● **TASK DIRECTIONS**
Find and return each line containing "kepada".

== RECORDS FOR PROCESSING

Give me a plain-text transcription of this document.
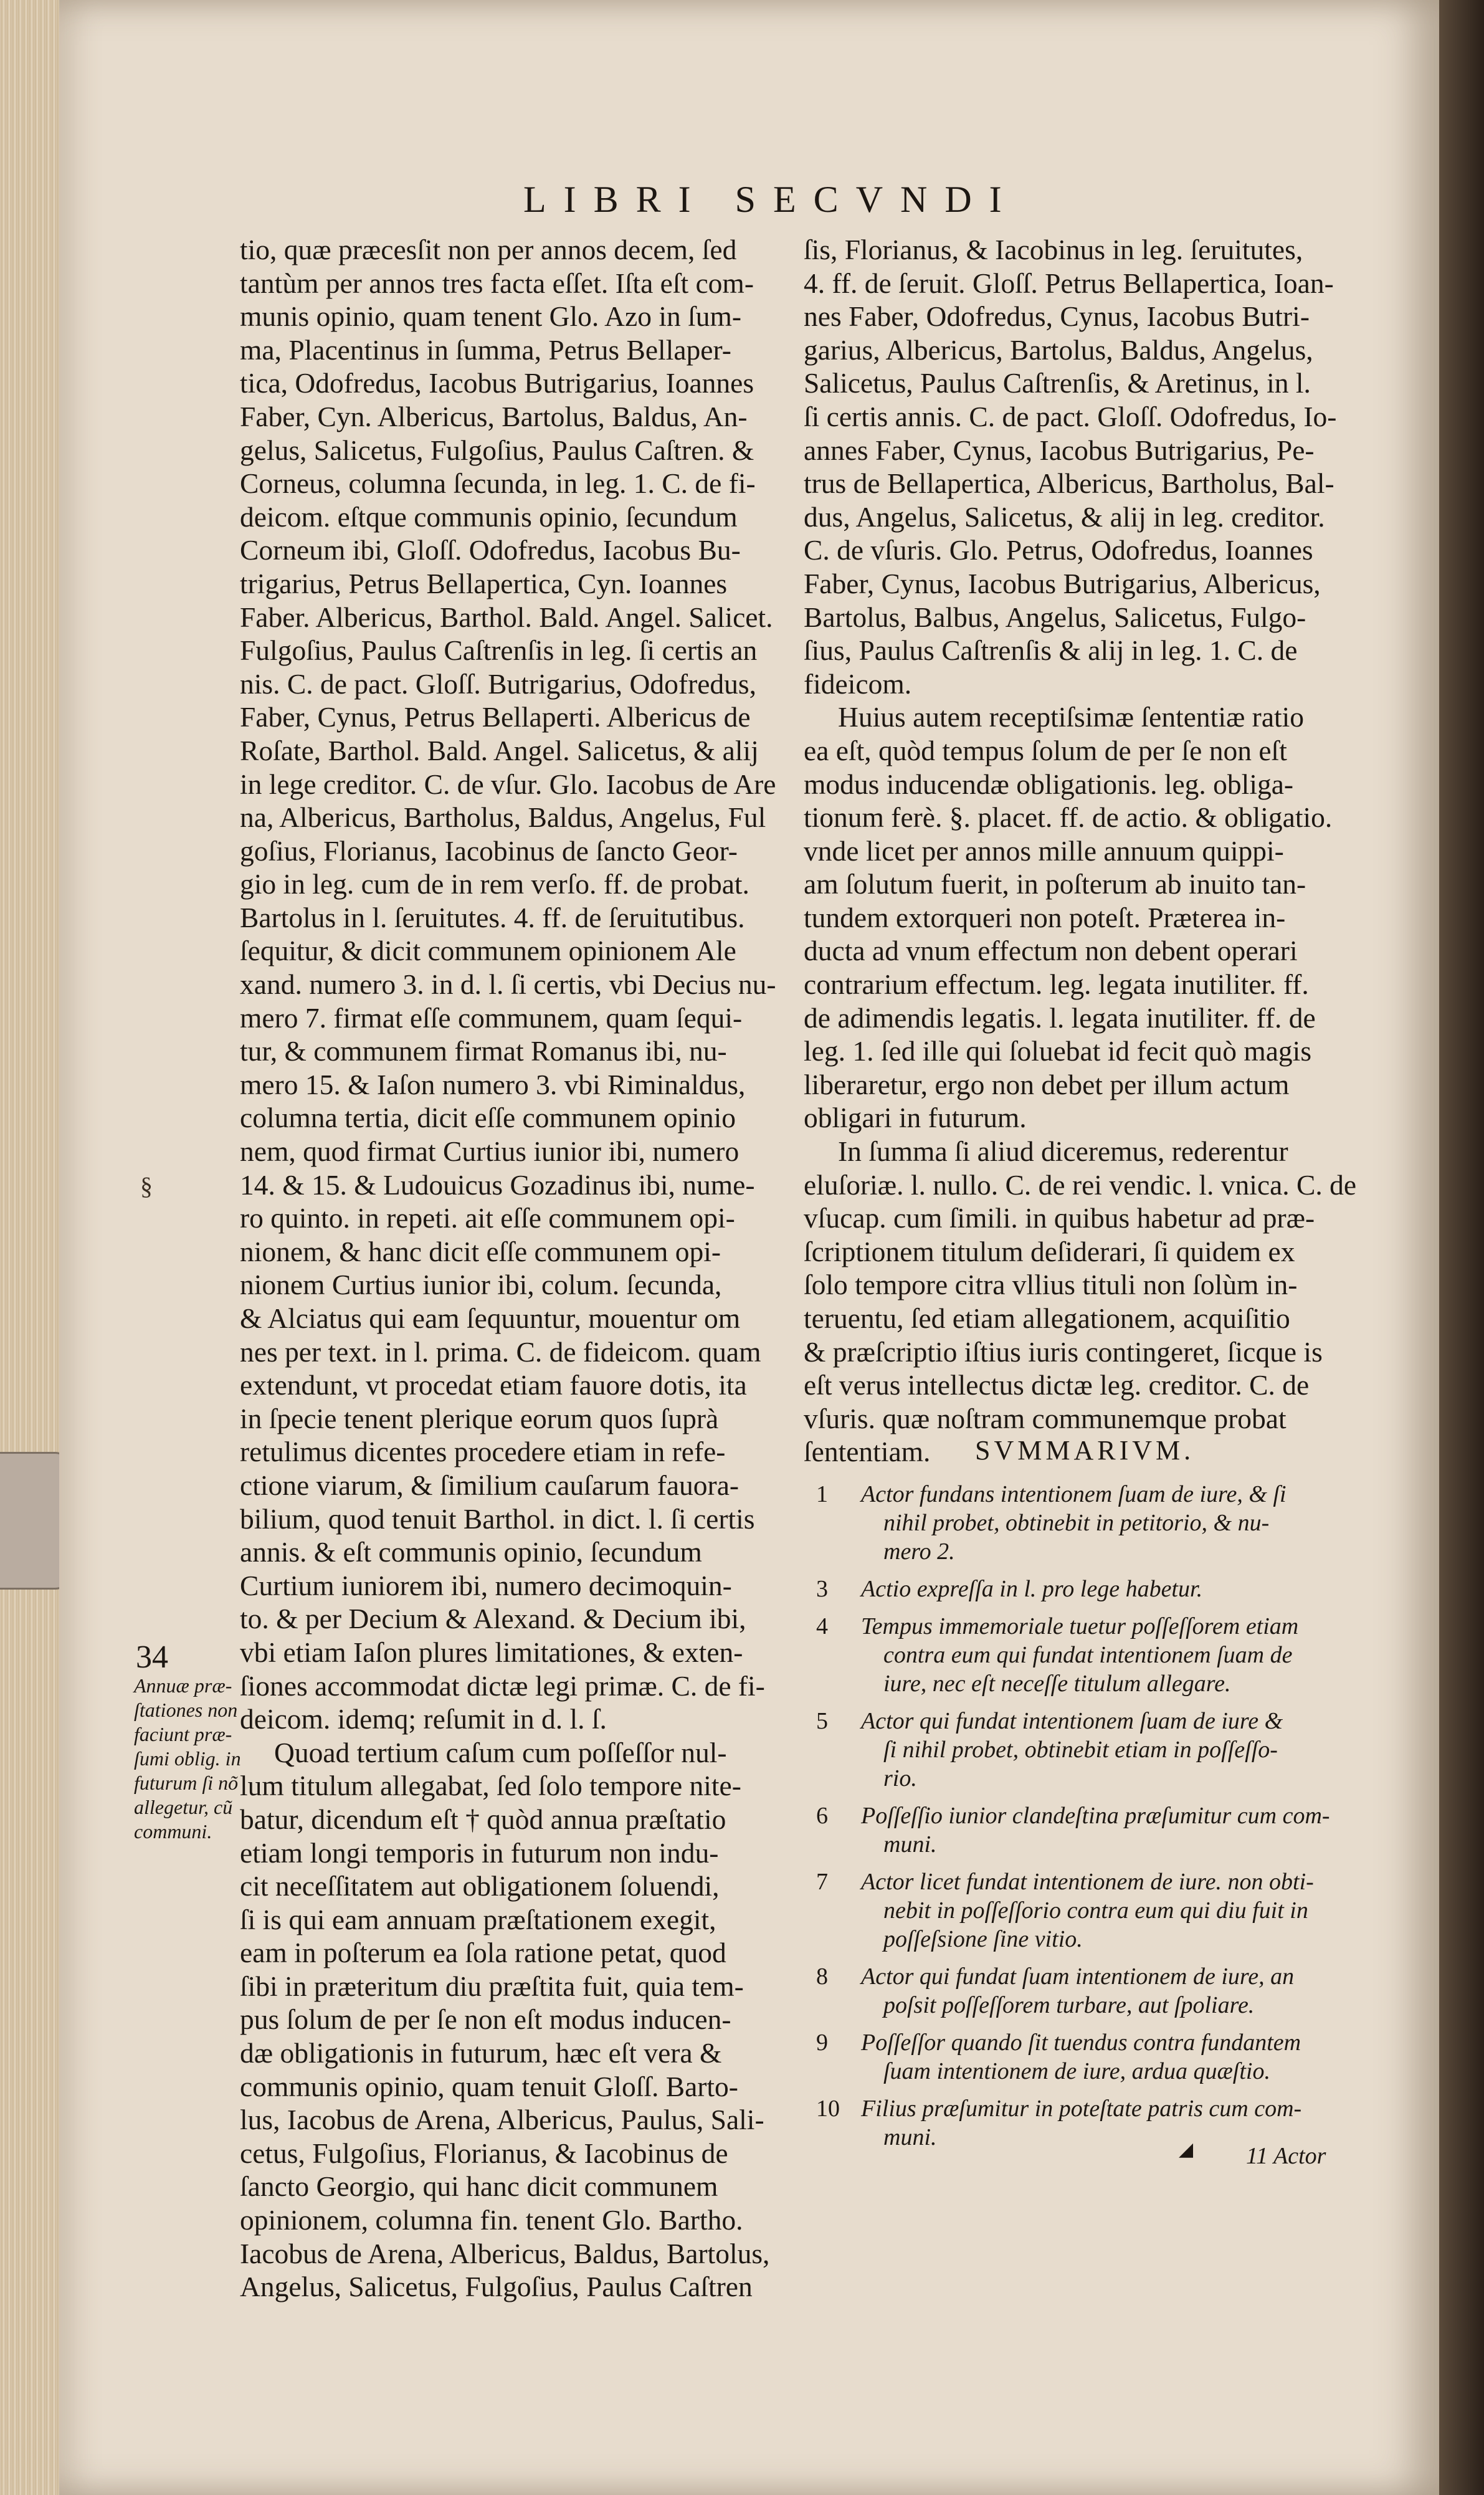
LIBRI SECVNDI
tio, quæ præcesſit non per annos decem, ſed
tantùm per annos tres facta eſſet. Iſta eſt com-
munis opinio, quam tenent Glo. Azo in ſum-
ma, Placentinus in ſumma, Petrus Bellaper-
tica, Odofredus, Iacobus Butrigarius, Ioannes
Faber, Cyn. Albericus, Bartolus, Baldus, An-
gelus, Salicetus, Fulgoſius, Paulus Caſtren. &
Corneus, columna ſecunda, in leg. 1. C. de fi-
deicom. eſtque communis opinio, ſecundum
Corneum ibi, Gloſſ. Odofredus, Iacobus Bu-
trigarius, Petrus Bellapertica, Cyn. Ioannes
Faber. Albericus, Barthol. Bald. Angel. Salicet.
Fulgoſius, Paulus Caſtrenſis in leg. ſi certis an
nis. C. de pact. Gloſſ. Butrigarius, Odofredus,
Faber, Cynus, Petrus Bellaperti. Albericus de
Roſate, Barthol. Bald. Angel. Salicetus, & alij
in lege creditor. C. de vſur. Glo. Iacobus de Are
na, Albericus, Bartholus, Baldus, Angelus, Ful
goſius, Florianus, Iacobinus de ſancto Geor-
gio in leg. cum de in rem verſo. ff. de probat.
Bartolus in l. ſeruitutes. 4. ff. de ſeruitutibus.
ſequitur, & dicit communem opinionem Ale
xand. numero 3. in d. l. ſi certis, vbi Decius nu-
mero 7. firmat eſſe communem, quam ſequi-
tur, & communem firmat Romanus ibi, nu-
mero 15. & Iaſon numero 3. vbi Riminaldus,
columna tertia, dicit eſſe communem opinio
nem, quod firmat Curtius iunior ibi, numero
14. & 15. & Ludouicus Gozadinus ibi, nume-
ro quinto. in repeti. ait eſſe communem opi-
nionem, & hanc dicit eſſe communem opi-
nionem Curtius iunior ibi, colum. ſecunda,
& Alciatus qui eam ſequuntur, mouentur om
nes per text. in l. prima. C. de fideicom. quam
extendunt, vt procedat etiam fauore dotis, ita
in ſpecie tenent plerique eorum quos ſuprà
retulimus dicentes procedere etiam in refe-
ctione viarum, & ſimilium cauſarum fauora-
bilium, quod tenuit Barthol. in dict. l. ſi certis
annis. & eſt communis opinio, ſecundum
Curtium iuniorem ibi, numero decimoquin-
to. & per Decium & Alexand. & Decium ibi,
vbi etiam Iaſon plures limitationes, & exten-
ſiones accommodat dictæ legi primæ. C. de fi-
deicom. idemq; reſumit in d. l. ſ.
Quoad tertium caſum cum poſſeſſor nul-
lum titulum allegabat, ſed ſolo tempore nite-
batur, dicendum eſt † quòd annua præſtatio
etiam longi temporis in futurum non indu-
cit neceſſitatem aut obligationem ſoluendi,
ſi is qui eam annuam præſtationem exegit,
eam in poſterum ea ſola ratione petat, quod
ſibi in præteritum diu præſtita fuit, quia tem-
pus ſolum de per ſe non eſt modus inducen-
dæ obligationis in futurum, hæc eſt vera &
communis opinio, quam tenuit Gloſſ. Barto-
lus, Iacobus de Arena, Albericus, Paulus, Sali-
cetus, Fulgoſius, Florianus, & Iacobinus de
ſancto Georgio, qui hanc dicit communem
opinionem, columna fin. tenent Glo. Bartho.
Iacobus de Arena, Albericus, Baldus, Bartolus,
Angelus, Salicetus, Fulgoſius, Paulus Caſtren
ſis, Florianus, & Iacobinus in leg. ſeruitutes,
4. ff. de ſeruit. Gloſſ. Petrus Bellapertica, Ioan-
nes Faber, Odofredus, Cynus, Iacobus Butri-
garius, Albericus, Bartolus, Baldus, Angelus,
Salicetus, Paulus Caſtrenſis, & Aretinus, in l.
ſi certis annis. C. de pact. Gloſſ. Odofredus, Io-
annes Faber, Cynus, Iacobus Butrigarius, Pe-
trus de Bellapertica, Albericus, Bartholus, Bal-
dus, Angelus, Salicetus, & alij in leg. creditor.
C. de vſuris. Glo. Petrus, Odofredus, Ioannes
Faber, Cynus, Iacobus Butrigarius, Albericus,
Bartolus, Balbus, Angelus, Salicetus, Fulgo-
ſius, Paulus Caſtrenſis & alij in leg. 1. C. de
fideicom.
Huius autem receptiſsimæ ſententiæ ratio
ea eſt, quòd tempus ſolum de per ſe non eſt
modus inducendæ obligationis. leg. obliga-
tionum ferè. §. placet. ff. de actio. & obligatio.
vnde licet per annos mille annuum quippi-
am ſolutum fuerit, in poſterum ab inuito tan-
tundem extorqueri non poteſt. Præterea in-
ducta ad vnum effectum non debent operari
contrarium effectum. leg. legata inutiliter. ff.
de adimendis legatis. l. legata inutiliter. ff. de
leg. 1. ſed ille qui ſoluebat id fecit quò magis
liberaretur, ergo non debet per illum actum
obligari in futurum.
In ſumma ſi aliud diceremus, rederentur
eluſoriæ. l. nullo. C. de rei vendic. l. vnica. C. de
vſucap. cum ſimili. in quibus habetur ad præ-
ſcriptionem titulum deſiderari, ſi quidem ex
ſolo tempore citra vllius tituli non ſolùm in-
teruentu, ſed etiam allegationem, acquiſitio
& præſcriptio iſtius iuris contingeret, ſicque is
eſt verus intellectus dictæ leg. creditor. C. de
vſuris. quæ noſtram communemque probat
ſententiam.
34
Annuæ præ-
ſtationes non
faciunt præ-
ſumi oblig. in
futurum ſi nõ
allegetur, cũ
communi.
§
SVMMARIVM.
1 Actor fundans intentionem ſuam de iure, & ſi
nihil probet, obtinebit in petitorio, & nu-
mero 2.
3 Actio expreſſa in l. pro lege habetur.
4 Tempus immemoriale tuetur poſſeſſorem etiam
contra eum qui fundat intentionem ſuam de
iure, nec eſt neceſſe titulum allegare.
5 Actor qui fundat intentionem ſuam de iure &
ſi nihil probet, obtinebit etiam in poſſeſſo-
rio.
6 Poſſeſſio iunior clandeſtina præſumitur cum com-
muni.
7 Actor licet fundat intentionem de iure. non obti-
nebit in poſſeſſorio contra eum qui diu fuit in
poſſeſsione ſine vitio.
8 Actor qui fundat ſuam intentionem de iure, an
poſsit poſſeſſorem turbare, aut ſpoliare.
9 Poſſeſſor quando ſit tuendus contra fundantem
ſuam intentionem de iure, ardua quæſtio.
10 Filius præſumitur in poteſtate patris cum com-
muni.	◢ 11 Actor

====
== RECORDS FOR PROCESSING

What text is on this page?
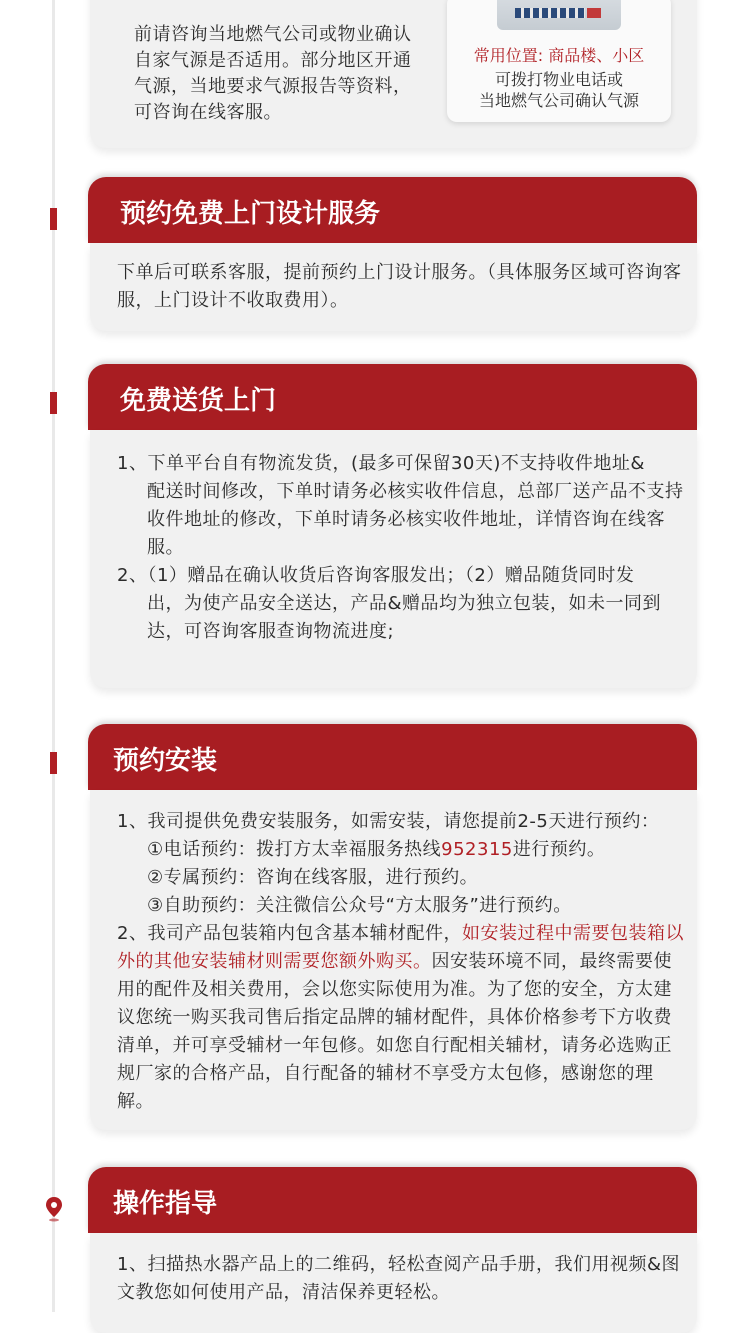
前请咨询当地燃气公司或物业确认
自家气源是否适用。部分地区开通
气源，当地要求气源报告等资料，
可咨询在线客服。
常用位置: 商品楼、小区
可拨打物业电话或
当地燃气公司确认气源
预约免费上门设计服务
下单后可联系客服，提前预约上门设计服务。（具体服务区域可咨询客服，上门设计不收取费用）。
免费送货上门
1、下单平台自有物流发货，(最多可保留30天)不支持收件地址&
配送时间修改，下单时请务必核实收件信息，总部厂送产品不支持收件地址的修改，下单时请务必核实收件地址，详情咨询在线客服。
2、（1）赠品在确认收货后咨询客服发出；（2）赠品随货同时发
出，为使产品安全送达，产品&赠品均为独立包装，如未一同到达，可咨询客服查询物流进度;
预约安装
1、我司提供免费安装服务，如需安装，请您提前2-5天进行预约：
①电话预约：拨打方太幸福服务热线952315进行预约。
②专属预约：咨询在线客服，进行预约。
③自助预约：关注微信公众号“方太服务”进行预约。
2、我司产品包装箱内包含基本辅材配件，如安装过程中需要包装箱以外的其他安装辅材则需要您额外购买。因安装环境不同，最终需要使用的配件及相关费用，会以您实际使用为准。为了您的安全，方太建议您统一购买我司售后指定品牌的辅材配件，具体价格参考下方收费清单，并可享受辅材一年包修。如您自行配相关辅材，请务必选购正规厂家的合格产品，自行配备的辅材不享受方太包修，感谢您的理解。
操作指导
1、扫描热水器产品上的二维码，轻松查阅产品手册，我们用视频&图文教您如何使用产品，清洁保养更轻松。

====
== RECORDS FOR PROCESSING

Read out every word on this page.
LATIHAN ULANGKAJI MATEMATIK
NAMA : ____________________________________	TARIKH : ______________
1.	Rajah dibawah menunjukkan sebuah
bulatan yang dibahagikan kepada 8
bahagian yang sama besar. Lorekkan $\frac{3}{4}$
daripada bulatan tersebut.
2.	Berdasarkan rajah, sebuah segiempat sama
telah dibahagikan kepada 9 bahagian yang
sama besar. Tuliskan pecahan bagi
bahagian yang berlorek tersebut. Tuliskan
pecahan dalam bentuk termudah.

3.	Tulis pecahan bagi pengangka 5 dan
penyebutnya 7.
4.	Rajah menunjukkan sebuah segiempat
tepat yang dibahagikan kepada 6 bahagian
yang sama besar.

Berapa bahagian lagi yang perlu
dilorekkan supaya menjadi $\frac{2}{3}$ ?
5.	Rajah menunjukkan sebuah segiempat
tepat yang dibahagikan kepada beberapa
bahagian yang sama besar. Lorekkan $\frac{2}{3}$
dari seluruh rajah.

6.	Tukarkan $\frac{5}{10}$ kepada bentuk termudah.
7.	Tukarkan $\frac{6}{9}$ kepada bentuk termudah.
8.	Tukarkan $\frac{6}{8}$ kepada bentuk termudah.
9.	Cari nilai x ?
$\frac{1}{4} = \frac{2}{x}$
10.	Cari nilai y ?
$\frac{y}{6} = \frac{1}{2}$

====

● **FULL OUTPUT**
bulatan yang dibahagikan kepada 8
telah dibahagikan kepada 9 bahagian yang
tepat yang dibahagikan kepada 6 bahagian
tepat yang dibahagikan kepada beberapa
6.	Tukarkan $\frac{5}{10}$ kepada bentuk termudah.
7.	Tukarkan $\frac{6}{9}$ kepada bentuk termudah.
8.	Tukarkan $\frac{6}{8}$ kepada bentuk termudah.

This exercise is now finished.